**Exercise description:**
Search the listing below for "this". Copy each matching line.
.....
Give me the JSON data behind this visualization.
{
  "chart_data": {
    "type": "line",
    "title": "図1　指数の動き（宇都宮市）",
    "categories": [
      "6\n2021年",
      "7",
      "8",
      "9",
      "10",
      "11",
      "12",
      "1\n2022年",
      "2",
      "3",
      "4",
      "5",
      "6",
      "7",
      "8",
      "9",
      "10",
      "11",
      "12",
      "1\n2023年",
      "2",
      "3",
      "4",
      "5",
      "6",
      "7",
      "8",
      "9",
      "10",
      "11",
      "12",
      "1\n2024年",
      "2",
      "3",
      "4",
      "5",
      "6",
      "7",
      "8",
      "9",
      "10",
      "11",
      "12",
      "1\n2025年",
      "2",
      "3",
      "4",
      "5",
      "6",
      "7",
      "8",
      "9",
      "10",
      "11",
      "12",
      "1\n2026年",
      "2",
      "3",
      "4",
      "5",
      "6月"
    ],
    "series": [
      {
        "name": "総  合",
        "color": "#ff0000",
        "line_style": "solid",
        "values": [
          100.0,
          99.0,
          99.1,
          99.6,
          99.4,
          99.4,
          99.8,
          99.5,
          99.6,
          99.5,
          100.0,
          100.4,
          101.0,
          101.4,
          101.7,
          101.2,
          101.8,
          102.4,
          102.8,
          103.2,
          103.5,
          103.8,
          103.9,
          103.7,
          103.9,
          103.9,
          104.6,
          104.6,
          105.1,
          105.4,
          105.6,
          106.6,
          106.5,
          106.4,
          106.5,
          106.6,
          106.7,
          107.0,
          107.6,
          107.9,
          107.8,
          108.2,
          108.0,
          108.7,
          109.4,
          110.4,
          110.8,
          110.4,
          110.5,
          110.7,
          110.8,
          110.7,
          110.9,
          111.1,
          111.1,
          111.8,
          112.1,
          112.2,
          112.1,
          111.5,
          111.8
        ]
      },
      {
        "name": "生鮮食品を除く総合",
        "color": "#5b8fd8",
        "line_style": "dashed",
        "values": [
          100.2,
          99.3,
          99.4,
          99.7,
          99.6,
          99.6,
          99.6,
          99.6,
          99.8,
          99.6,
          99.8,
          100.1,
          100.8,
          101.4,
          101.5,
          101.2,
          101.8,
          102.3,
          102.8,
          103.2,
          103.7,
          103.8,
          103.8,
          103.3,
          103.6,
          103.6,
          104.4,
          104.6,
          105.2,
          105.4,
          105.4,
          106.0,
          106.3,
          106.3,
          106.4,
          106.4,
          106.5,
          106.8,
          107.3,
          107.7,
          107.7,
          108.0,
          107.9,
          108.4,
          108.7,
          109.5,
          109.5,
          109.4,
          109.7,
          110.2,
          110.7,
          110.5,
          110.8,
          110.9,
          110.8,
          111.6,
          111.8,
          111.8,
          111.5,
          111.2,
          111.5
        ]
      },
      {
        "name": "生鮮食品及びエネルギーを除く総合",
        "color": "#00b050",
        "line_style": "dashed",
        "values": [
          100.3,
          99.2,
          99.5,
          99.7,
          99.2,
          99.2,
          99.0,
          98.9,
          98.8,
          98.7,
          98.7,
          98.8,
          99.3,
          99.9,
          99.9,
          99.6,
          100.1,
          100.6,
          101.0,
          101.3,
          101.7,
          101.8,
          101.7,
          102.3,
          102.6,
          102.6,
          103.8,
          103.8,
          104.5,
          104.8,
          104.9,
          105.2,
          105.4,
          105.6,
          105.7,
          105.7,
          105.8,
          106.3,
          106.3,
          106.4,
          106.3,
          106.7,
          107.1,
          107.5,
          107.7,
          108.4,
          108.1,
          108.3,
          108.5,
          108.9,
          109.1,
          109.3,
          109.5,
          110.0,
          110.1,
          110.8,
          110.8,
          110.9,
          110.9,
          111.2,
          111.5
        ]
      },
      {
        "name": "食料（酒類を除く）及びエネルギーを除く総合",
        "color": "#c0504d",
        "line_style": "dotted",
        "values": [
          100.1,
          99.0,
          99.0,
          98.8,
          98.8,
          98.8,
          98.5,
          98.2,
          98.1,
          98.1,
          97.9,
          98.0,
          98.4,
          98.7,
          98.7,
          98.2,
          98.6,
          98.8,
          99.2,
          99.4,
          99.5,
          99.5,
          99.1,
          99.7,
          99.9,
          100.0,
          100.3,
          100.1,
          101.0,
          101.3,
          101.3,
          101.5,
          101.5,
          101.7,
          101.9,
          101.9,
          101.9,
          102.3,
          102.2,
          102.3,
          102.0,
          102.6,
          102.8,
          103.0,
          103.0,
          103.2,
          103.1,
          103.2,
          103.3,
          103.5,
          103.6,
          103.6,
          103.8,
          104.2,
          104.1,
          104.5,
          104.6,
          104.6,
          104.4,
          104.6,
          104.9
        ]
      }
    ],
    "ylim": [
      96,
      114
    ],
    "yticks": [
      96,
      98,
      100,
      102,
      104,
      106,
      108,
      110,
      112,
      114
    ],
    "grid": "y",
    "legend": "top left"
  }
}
.....
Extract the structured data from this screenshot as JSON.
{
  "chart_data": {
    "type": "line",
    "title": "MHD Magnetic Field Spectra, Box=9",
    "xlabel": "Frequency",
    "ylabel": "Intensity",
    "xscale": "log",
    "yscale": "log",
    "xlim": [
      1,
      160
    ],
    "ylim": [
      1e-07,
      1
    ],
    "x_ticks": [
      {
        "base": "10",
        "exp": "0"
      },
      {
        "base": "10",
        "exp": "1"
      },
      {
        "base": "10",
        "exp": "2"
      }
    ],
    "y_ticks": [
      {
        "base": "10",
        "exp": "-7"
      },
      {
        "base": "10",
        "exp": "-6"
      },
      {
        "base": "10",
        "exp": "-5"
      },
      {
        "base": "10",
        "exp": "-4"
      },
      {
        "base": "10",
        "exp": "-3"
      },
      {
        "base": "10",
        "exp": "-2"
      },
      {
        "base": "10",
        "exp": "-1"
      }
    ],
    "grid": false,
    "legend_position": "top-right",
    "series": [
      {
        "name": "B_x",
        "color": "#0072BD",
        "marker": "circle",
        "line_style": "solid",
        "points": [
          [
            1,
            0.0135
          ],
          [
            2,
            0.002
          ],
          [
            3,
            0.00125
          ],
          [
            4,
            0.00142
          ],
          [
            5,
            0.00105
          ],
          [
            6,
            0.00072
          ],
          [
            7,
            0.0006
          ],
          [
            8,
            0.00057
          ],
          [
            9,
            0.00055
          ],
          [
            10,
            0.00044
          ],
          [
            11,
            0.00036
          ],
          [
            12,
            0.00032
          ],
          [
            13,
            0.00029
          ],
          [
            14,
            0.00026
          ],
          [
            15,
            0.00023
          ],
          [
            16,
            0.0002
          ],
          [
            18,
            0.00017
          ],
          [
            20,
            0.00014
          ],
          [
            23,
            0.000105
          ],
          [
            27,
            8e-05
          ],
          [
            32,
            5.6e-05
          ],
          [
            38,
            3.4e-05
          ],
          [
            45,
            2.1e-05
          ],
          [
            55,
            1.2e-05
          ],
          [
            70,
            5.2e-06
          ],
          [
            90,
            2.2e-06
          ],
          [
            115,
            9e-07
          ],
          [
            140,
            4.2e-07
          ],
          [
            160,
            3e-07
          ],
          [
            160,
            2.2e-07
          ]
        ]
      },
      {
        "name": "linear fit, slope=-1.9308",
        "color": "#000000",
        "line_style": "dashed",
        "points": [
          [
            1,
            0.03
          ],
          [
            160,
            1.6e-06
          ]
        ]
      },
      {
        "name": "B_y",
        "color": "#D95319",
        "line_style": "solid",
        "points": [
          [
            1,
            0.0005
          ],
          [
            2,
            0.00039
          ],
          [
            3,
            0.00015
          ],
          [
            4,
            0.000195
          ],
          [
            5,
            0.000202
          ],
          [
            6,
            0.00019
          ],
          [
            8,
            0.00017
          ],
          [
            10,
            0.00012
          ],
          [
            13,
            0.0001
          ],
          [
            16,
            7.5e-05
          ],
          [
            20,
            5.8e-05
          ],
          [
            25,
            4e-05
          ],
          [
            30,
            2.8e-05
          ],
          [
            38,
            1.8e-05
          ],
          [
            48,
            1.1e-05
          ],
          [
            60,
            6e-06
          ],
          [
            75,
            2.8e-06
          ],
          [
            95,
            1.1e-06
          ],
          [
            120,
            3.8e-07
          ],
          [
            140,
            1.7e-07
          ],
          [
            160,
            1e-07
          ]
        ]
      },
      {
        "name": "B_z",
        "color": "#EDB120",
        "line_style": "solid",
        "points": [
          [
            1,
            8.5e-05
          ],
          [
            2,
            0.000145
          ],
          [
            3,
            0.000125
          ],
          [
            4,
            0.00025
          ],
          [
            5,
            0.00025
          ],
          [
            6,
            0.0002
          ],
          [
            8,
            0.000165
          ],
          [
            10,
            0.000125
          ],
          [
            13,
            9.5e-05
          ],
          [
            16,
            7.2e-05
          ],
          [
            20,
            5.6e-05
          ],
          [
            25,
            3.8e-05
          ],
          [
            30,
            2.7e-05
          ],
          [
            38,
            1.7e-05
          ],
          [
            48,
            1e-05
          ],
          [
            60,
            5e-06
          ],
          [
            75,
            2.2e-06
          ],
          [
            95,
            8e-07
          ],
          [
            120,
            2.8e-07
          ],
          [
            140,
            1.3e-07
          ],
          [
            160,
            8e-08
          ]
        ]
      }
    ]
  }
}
.....
**Answer to the exercise:**
Give me the JSON data behind this visualization.
Extract the structured data from this screenshot as JSON.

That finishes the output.